● **Quoted passage**
The Culture Shock of Coming Home

A lone man walking through an empty field

When I first came home after 18 months away, I found America to be a very strange place. It was a foreign land all over again. I had forgotten so much about it, but more than that, I found the concept of “being back home” far stranger.

But to quote Benjamin Button, “It’s a funny thing about comin’ home. Looks the same, smells the same, feels the same. You’ll realize what’s changed is you.”

I came to realize that indeed, the change was in me. I didn’t fit in here anymore. I had this fire in me. It yearned to try new things, see new places, and meet new people.

It was also hard to adjust to the country’s constant driving culture, fast pace of life, small sodas the size of my hand, appetizers big enough to feed a family of four, cars the size of tanks, and “big-box” Wal-Mart stores that housed ten of thousands of things to buy.

“Holy shit! Supermarkets here are huge,” I exclaimed wide-eyed as I walked down the aisle.

“They are your supermarkets. This is your home,” my mother replied curtly. “Don’t say ‘here’ like this is a foreign place.”

At first, being home was fun, though. There was an excitement about being back. I went to my old haunts and favorite restaurants, and caught up with my friends.

But as that excitement wore off, I realized something: home had remained frozen during my time away. My friends had the same jobs, were going to the same bars, and were mostly doing the same things. In Boston, there were the same stores, the construction was still going, and the bars were filled with the same types of people.

● **Supplied data**
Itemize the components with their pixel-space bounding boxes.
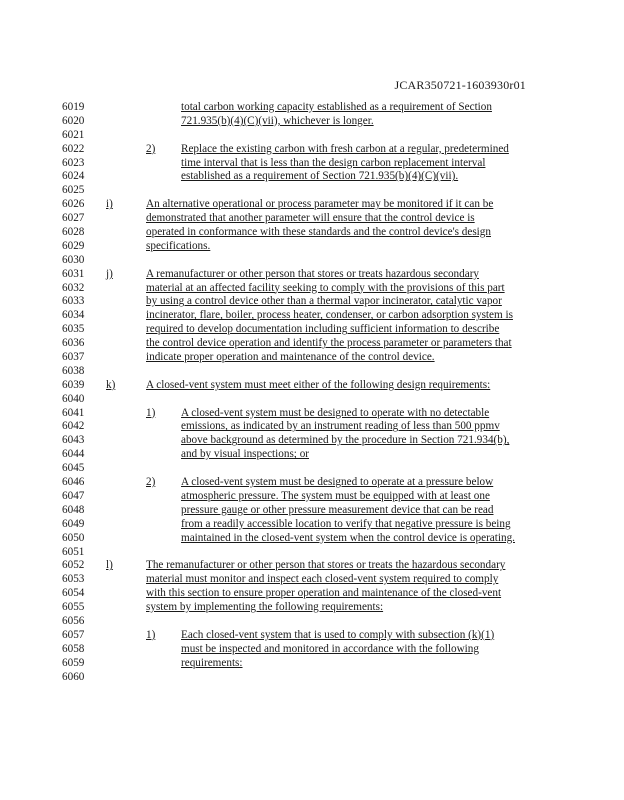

● **Given problem 1**
Which things does the coming-home essay say were hard to adjust to?
● **Given problem 2**
Extend the coming-home essay, picking up right after its final sentence.

● **Exercise result 1**
- The country's constant driving culture
- The fast pace of life
- Small sodas the size of one's hand
- Appetizers big enough to feed a family of four
- Cars the size of tanks
- "Big-box" Wal-Mart stores

● **Exercise result 2**
After a year of mind-blowing adventures, I was back to where I started. My friends didn’t understand the new me, didn’t want to hear about having sailed the Pacific while they sat in rush hour traffic, and didn’t get why I felt so uncomfortable being back.

But the second time around, the biggest shock of coming home isn’t cultural — it’s simply the shock of being home.

That is the hardest thing to deal with. When travelers talk about adjusting to coming home, we almost always are talking about this: the transition from traveler and life on the road to being back into your old life.

It’s a lot harder than transitioning into travel. When I came home last year, I didn’t really want to see anyone. I was finding it difficult to adjust from such an “on the move” lifestyle to such a sedentary one. Yes, I wanted to see my friends and family, but I had just gotten used to the travel lifestyle, and even though it wasn’t always perfect, it was amazing.

And then all of sudden, with one plane ride, it suddenly stopped. The brakes slammed. And it wasn’t easy to deal with. How do you go from new people and places every day to the complete opposite and not have a hard time?

While in DC, I visited the James family from The Wide Wide World and we got on this subject. In the movie A Map for Saturday, they discuss this in detail. And when other long-term travelers talk to each other, they talk about this. And everyone’s conclusion is eerily the same:

Home is wonderful — but it feels very different, and in some ways, it’s longer home. You’ve changed. You are different, but life back home isn’t.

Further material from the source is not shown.